[Extracted data entries]
[START]

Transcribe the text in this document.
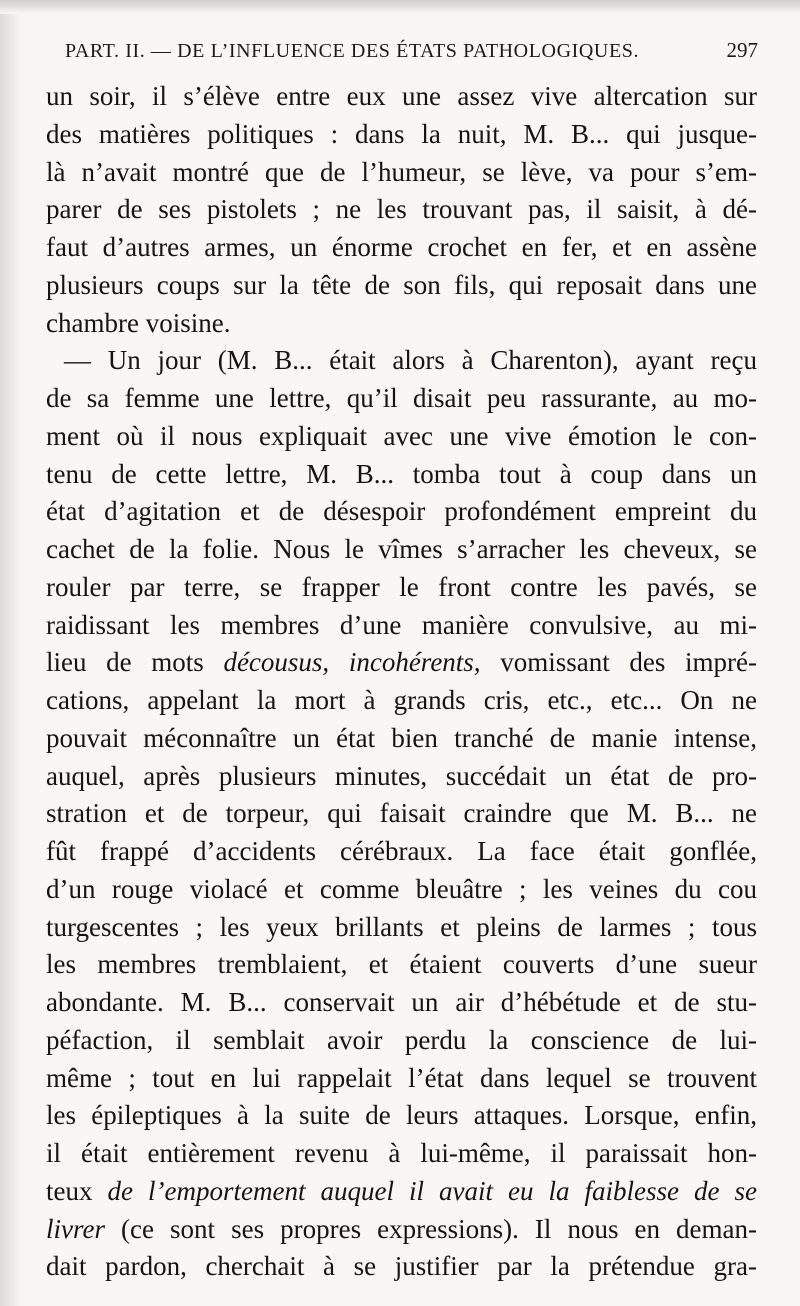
PART. II. — DE L’INFLUENCE DES ÉTATS PATHOLOGIQUES.	297
un soir, il s’élève entre eux une assez vive altercation sur
des matières politiques : dans la nuit, M. B... qui jusque-
là n’avait montré que de l’humeur, se lève, va pour s’em-
parer de ses pistolets ; ne les trouvant pas, il saisit, à dé-
faut d’autres armes, un énorme crochet en fer, et en assène
plusieurs coups sur la tête de son fils, qui reposait dans une
chambre voisine.
— Un jour (M. B... était alors à Charenton), ayant reçu
de sa femme une lettre, qu’il disait peu rassurante, au mo-
ment où il nous expliquait avec une vive émotion le con-
tenu de cette lettre, M. B... tomba tout à coup dans un
état d’agitation et de désespoir profondément empreint du
cachet de la folie. Nous le vîmes s’arracher les cheveux, se
rouler par terre, se frapper le front contre les pavés, se
raidissant les membres d’une manière convulsive, au mi-
lieu de mots décousus, incohérents, vomissant des impré-
cations, appelant la mort à grands cris, etc., etc... On ne
pouvait méconnaître un état bien tranché de manie intense,
auquel, après plusieurs minutes, succédait un état de pro-
stration et de torpeur, qui faisait craindre que M. B... ne
fût frappé d’accidents cérébraux. La face était gonflée,
d’un rouge violacé et comme bleuâtre ; les veines du cou
turgescentes ; les yeux brillants et pleins de larmes ; tous
les membres tremblaient, et étaient couverts d’une sueur
abondante. M. B... conservait un air d’hébétude et de stu-
péfaction, il semblait avoir perdu la conscience de lui-
même ; tout en lui rappelait l’état dans lequel se trouvent
les épileptiques à la suite de leurs attaques. Lorsque, enfin,
il était entièrement revenu à lui-même, il paraissait hon-
teux de l’emportement auquel il avait eu la faiblesse de se
livrer (ce sont ses propres expressions). Il nous en deman-
dait pardon, cherchait à se justifier par la prétendue gra-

[END]

TASK OBJECTIVE:
Pictures are excluded; output everything else in the data verbatim.

ANSWER TO THIS PROBLEM:
Transcribe the text in this document.
PART. II. — DE L’INFLUENCE DES ÉTATS PATHOLOGIQUES.	297
un soir, il s’élève entre eux une assez vive altercation sur
des matières politiques : dans la nuit, M. B... qui jusque-
là n’avait montré que de l’humeur, se lève, va pour s’em-
parer de ses pistolets ; ne les trouvant pas, il saisit, à dé-
faut d’autres armes, un énorme crochet en fer, et en assène
plusieurs coups sur la tête de son fils, qui reposait dans une
chambre voisine.
— Un jour (M. B... était alors à Charenton), ayant reçu
de sa femme une lettre, qu’il disait peu rassurante, au mo-
ment où il nous expliquait avec une vive émotion le con-
tenu de cette lettre, M. B... tomba tout à coup dans un
état d’agitation et de désespoir profondément empreint du
cachet de la folie. Nous le vîmes s’arracher les cheveux, se
rouler par terre, se frapper le front contre les pavés, se
raidissant les membres d’une manière convulsive, au mi-
lieu de mots décousus, incohérents, vomissant des impré-
cations, appelant la mort à grands cris, etc., etc... On ne
pouvait méconnaître un état bien tranché de manie intense,
auquel, après plusieurs minutes, succédait un état de pro-
stration et de torpeur, qui faisait craindre que M. B... ne
fût frappé d’accidents cérébraux. La face était gonflée,
d’un rouge violacé et comme bleuâtre ; les veines du cou
turgescentes ; les yeux brillants et pleins de larmes ; tous
les membres tremblaient, et étaient couverts d’une sueur
abondante. M. B... conservait un air d’hébétude et de stu-
péfaction, il semblait avoir perdu la conscience de lui-
même ; tout en lui rappelait l’état dans lequel se trouvent
les épileptiques à la suite de leurs attaques. Lorsque, enfin,
il était entièrement revenu à lui-même, il paraissait hon-
teux de l’emportement auquel il avait eu la faiblesse de se
livrer (ce sont ses propres expressions). Il nous en deman-
dait pardon, cherchait à se justifier par la prétendue gra-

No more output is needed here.